> [Aim]:
Using the entries that follow, collect the lines where the word "color" appears.

> [Records for the task]:
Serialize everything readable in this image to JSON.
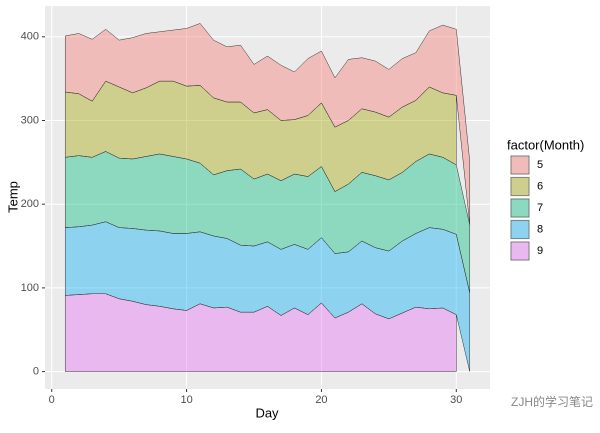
{
  "chart_data": {
    "type": "stacked_area",
    "x_label": "Day",
    "y_label": "Temp",
    "legend_title": "factor(Month)",
    "legend_position": "right",
    "annotation": "ZJH的学习笔记",
    "x": [
      1,
      2,
      3,
      4,
      5,
      6,
      7,
      8,
      9,
      10,
      11,
      12,
      13,
      14,
      15,
      16,
      17,
      18,
      19,
      20,
      21,
      22,
      23,
      24,
      25,
      26,
      27,
      28,
      29,
      30,
      31
    ],
    "series": [
      {
        "name": "5",
        "color": "#F8766D",
        "values": [
          67,
          72,
          74,
          62,
          56,
          66,
          65,
          59,
          61,
          69,
          74,
          69,
          66,
          68,
          58,
          64,
          66,
          57,
          68,
          62,
          59,
          73,
          61,
          61,
          57,
          58,
          57,
          67,
          81,
          79,
          76
        ]
      },
      {
        "name": "6",
        "color": "#A3A500",
        "values": [
          78,
          74,
          67,
          84,
          85,
          79,
          82,
          87,
          90,
          87,
          93,
          92,
          82,
          80,
          79,
          77,
          72,
          65,
          73,
          76,
          77,
          76,
          76,
          76,
          75,
          78,
          73,
          80,
          77,
          83,
          null
        ]
      },
      {
        "name": "7",
        "color": "#00BF7D",
        "values": [
          84,
          85,
          81,
          84,
          83,
          83,
          88,
          92,
          92,
          89,
          82,
          73,
          81,
          91,
          80,
          81,
          82,
          84,
          87,
          85,
          74,
          81,
          82,
          86,
          85,
          82,
          86,
          88,
          86,
          83,
          81
        ]
      },
      {
        "name": "8",
        "color": "#00B0F6",
        "values": [
          81,
          81,
          82,
          86,
          85,
          87,
          89,
          90,
          90,
          92,
          86,
          86,
          82,
          80,
          79,
          77,
          79,
          76,
          78,
          78,
          77,
          72,
          75,
          79,
          81,
          86,
          88,
          97,
          94,
          96,
          94
        ]
      },
      {
        "name": "9",
        "color": "#E76BF3",
        "values": [
          91,
          92,
          93,
          93,
          87,
          84,
          80,
          78,
          75,
          73,
          81,
          76,
          77,
          71,
          71,
          78,
          67,
          76,
          68,
          82,
          64,
          71,
          81,
          69,
          63,
          70,
          77,
          75,
          76,
          68,
          null
        ]
      }
    ],
    "xlim": [
      -0.5,
      32.5
    ],
    "xticks": [
      0,
      10,
      20,
      30
    ],
    "ylim": [
      -20.8,
      436.8
    ],
    "yticks": [
      0,
      100,
      200,
      300,
      400
    ],
    "grid": true
  }
}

> [Exercise solution]:
        "color": "#F8766D",
        "color": "#A3A500",
        "color": "#00BF7D",
        "color": "#00B0F6",
        "color": "#E76BF3",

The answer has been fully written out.